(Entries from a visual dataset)
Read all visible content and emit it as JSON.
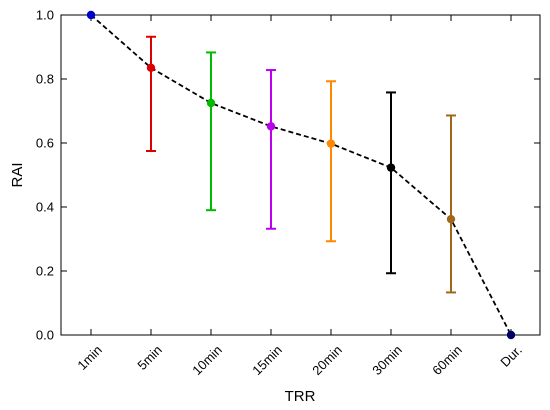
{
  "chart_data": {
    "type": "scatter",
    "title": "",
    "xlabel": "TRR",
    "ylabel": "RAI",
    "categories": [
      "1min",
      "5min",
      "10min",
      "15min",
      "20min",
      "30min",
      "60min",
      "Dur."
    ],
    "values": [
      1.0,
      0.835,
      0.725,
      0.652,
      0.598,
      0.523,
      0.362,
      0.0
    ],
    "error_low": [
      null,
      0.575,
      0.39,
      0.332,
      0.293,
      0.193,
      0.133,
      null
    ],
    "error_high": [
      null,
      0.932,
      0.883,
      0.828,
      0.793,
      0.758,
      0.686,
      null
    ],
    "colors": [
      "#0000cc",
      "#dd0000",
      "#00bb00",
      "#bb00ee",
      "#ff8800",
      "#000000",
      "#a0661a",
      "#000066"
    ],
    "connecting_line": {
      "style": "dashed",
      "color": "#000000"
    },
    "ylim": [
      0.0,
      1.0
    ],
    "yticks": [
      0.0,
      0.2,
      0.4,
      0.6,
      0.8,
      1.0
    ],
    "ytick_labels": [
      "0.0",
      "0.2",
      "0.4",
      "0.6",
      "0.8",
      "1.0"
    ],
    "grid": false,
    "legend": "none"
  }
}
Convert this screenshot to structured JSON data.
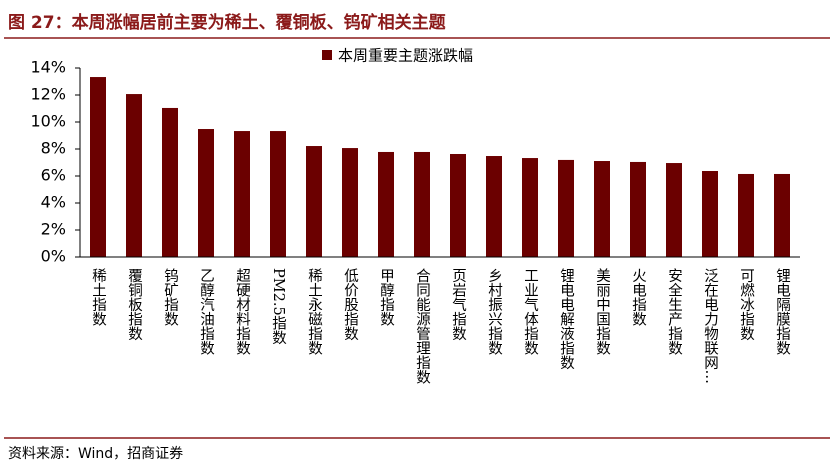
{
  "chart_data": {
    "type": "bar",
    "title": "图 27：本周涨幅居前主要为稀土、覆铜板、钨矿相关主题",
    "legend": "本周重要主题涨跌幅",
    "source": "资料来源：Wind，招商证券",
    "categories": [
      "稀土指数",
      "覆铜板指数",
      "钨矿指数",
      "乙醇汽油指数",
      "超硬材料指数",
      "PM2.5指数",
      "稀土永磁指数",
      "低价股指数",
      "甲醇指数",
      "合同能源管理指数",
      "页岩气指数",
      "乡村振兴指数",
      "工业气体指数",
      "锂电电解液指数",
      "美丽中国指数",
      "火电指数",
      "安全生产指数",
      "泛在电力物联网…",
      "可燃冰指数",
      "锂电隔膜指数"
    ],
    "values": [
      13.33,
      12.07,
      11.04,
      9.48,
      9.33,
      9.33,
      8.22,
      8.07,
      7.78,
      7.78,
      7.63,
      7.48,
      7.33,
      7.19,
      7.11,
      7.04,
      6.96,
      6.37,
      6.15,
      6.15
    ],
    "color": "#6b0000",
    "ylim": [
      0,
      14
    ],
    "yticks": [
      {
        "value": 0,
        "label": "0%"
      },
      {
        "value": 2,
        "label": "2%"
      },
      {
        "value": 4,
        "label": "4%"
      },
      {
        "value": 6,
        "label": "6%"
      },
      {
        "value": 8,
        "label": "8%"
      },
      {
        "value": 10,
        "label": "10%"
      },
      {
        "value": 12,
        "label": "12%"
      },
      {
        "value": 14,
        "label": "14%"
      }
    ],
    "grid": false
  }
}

WRITTEN TASK: Reproduce every line exactly and omit all pictures.

COMPLETED TASK:
Read all visible content and emit it as JSON.
{
  "chart_data": {
    "type": "scatter",
    "title": "",
    "xlabel": "TRR",
    "ylabel": "RAI",
    "categories": [
      "1min",
      "5min",
      "10min",
      "15min",
      "20min",
      "30min",
      "60min",
      "Dur."
    ],
    "values": [
      1.0,
      0.835,
      0.725,
      0.652,
      0.598,
      0.523,
      0.362,
      0.0
    ],
    "error_low": [
      null,
      0.575,
      0.39,
      0.332,
      0.293,
      0.193,
      0.133,
      null
    ],
    "error_high": [
      null,
      0.932,
      0.883,
      0.828,
      0.793,
      0.758,
      0.686,
      null
    ],
    "colors": [
      "#0000cc",
      "#dd0000",
      "#00bb00",
      "#bb00ee",
      "#ff8800",
      "#000000",
      "#a0661a",
      "#000066"
    ],
    "connecting_line": {
      "style": "dashed",
      "color": "#000000"
    },
    "ylim": [
      0.0,
      1.0
    ],
    "yticks": [
      0.0,
      0.2,
      0.4,
      0.6,
      0.8,
      1.0
    ],
    "ytick_labels": [
      "0.0",
      "0.2",
      "0.4",
      "0.6",
      "0.8",
      "1.0"
    ],
    "grid": false,
    "legend": "none"
  }
}
Convert this screenshot to structured JSON data.
{
  "chart_data": {
    "type": "bar",
    "title": "图 27：本周涨幅居前主要为稀土、覆铜板、钨矿相关主题",
    "legend": "本周重要主题涨跌幅",
    "source": "资料来源：Wind，招商证券",
    "categories": [
      "稀土指数",
      "覆铜板指数",
      "钨矿指数",
      "乙醇汽油指数",
      "超硬材料指数",
      "PM2.5指数",
      "稀土永磁指数",
      "低价股指数",
      "甲醇指数",
      "合同能源管理指数",
      "页岩气指数",
      "乡村振兴指数",
      "工业气体指数",
      "锂电电解液指数",
      "美丽中国指数",
      "火电指数",
      "安全生产指数",
      "泛在电力物联网…",
      "可燃冰指数",
      "锂电隔膜指数"
    ],
    "values": [
      13.33,
      12.07,
      11.04,
      9.48,
      9.33,
      9.33,
      8.22,
      8.07,
      7.78,
      7.78,
      7.63,
      7.48,
      7.33,
      7.19,
      7.11,
      7.04,
      6.96,
      6.37,
      6.15,
      6.15
    ],
    "color": "#6b0000",
    "ylim": [
      0,
      14
    ],
    "yticks": [
      {
        "value": 0,
        "label": "0%"
      },
      {
        "value": 2,
        "label": "2%"
      },
      {
        "value": 4,
        "label": "4%"
      },
      {
        "value": 6,
        "label": "6%"
      },
      {
        "value": 8,
        "label": "8%"
      },
      {
        "value": 10,
        "label": "10%"
      },
      {
        "value": 12,
        "label": "12%"
      },
      {
        "value": 14,
        "label": "14%"
      }
    ],
    "grid": false
  }
}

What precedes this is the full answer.